(Given passage)

For last year’s Earth Day, NRO asked me to write a piece about Hollywood pitching anti humanism in the name of the environmentalist religion. I thought it was worth revisiting. “From Homo Sapiens, Get Lost:”
When Aldous Huxley wrote his prophetic 1932 novel, Brave New World, he envisioned a dystopian future in which mankind would become, in the words of bioethicist Leon Kass, “so dehumanized that he doesn’t even realize what has been lost.” Huxley believed we would evolve into a society steeped in radical hedonism — where drugs would be used to erase every negative emotion and promiscuity would be not just common but the norm. He also saw us as becoming profoundly utilitarian and eugenic, depicted in his novel by genetically engineered babies being decanted through a cloning-type process rather than being born, and then propagandized rather than educated, so as never to question the existing order. Huxley’s Brave New World is a society without families, without the old and sick — who are done away with rather than cared for — and without real purpose other than experiencing transitory pleasure.

(End Given passage)
(Provided records)

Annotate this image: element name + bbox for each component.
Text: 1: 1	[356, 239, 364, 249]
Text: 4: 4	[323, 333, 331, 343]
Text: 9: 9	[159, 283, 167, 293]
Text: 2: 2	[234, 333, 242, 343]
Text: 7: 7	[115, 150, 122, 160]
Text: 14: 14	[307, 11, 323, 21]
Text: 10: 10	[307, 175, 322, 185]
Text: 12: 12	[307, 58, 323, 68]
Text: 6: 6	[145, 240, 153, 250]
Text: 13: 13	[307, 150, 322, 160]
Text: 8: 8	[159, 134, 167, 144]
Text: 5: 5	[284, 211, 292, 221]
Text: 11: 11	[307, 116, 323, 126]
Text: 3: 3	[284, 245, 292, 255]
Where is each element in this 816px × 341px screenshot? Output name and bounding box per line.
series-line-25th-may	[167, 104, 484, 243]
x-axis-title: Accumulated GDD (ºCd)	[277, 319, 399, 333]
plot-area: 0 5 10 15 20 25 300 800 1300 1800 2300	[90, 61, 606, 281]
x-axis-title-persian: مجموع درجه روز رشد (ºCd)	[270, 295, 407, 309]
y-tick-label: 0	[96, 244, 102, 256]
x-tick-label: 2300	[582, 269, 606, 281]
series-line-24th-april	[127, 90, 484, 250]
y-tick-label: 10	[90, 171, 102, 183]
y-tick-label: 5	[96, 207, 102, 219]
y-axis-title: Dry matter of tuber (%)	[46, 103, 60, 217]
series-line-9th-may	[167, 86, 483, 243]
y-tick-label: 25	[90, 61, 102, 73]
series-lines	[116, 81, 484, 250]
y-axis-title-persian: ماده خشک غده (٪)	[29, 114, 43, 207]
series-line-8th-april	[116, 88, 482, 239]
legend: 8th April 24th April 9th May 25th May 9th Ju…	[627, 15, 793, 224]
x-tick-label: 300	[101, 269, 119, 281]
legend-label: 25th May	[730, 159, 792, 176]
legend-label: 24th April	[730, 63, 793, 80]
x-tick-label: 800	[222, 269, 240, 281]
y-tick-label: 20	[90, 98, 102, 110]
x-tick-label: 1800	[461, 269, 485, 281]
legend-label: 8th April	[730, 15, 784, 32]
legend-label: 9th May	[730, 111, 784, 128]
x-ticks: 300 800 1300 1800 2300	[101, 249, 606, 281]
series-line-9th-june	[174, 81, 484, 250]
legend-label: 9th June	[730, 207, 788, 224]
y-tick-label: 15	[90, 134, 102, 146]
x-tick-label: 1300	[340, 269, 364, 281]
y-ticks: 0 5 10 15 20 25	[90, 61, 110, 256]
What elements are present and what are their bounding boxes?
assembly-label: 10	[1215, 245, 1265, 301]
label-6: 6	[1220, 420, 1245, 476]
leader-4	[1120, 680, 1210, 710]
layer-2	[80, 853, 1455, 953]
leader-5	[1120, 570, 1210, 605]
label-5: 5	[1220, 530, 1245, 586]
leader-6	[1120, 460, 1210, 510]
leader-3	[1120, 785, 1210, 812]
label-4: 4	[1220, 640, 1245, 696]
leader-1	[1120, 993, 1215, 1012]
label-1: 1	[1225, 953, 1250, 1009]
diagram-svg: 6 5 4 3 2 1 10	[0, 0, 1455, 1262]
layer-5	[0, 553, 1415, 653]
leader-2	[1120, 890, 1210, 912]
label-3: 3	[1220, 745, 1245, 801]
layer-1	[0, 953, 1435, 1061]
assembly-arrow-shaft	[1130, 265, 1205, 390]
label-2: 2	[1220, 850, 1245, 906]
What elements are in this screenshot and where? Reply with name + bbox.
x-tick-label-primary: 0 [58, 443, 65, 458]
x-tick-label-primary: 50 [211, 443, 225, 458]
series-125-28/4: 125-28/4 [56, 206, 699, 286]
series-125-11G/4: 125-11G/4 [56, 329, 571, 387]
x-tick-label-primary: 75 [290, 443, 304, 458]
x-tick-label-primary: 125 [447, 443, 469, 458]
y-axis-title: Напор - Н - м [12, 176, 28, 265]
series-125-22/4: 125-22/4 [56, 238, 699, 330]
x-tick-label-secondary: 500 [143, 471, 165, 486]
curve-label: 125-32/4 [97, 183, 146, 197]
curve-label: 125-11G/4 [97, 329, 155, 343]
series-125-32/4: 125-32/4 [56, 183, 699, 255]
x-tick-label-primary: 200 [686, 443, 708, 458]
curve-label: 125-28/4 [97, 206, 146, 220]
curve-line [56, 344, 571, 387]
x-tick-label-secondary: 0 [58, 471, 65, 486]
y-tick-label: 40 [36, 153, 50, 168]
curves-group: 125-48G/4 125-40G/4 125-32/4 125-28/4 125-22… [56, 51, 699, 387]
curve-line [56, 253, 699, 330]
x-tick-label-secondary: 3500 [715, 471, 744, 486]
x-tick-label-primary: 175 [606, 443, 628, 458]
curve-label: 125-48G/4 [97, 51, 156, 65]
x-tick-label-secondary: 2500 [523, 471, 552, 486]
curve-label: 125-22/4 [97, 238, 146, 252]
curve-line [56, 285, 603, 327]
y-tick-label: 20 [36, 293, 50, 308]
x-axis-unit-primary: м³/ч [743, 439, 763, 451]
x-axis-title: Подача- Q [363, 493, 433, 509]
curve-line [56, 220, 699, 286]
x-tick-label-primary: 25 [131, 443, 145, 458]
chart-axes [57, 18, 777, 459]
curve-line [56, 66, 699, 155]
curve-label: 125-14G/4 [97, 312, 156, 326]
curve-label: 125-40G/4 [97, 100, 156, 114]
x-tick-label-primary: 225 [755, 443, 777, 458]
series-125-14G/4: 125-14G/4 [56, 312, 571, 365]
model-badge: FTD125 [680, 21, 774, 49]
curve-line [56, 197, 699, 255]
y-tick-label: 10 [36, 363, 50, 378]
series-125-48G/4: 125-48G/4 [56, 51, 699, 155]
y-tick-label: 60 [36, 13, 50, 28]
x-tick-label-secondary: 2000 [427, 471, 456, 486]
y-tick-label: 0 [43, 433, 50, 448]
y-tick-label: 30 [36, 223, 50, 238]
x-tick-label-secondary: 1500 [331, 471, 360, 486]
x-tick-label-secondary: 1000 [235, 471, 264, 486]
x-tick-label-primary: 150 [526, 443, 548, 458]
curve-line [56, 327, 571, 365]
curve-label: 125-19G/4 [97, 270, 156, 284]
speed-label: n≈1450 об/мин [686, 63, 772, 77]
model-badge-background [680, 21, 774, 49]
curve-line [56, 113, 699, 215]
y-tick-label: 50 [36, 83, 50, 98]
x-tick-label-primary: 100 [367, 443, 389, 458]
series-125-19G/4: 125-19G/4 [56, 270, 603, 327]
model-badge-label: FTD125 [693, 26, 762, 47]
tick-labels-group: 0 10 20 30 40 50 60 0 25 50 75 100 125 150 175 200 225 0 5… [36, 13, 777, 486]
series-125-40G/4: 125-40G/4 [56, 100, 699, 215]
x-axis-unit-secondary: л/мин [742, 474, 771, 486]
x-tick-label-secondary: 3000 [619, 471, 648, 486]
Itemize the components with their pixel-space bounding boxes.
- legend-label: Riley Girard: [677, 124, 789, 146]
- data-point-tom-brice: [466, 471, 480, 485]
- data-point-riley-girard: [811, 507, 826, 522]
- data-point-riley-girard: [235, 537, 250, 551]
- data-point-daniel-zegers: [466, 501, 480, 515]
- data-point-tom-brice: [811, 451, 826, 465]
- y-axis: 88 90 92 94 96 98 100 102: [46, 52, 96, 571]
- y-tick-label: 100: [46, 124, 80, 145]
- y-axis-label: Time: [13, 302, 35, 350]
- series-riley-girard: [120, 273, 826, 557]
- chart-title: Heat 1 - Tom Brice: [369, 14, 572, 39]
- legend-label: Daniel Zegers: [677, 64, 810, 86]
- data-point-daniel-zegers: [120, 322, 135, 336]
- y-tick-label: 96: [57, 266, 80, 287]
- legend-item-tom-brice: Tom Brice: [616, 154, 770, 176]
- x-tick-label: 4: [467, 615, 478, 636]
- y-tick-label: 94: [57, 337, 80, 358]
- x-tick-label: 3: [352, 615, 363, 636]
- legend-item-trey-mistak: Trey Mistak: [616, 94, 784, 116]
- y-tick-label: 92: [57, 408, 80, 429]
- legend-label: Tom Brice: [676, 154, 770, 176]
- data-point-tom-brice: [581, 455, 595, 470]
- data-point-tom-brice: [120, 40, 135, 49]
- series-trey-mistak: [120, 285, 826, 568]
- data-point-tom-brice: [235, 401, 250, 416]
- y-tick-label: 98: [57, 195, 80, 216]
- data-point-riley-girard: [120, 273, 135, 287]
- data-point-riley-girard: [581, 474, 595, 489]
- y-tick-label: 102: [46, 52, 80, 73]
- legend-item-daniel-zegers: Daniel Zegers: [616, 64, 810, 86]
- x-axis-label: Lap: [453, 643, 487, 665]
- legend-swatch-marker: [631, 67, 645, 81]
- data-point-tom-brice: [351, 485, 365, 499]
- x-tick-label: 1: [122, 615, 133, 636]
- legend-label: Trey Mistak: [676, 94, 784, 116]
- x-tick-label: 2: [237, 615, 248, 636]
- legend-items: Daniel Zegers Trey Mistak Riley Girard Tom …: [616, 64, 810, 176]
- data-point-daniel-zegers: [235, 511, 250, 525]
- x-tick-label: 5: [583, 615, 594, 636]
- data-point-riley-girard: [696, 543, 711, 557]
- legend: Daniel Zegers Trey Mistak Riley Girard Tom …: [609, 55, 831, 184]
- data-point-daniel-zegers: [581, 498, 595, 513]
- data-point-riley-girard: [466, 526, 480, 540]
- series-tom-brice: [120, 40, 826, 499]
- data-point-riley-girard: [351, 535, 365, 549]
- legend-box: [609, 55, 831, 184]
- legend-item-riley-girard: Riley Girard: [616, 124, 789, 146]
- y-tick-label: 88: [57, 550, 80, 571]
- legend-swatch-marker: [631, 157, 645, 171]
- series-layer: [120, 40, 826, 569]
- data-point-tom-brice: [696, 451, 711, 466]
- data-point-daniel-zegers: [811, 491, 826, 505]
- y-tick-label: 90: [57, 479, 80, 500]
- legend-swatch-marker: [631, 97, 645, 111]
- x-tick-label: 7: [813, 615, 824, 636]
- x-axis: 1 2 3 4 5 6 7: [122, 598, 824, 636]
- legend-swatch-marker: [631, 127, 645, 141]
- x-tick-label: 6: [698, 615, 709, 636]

(End Provided records)

▶ [Description of the task]:
Write the continuation of the essay on Hollywood's anti-humanism, starting after its last sentence.

▶ [Response]:
Looking around, can we have any doubt of Huxley’s prescience? But as acute as his prophetic faculties were, he did miss one crucial feature of the coup de culture against which he warned: The minions of Brave New World believed in nothing. However, as an intrinsically moral species, we may be congenitally incapable of literal agnosticism: We will always believe in something — and that “something” increasingly looks like a radical earth religion that views human beings as the enemies of the planet.
I discuss The Day the Earth Stood Still and The Happening, and how they fit right into Deep Ecology ideology. Since then, we’ve had more of the same, such as Wall-e (disputed by some SHSers), and most notably, Avatar. Such self loathing isn’t healthy.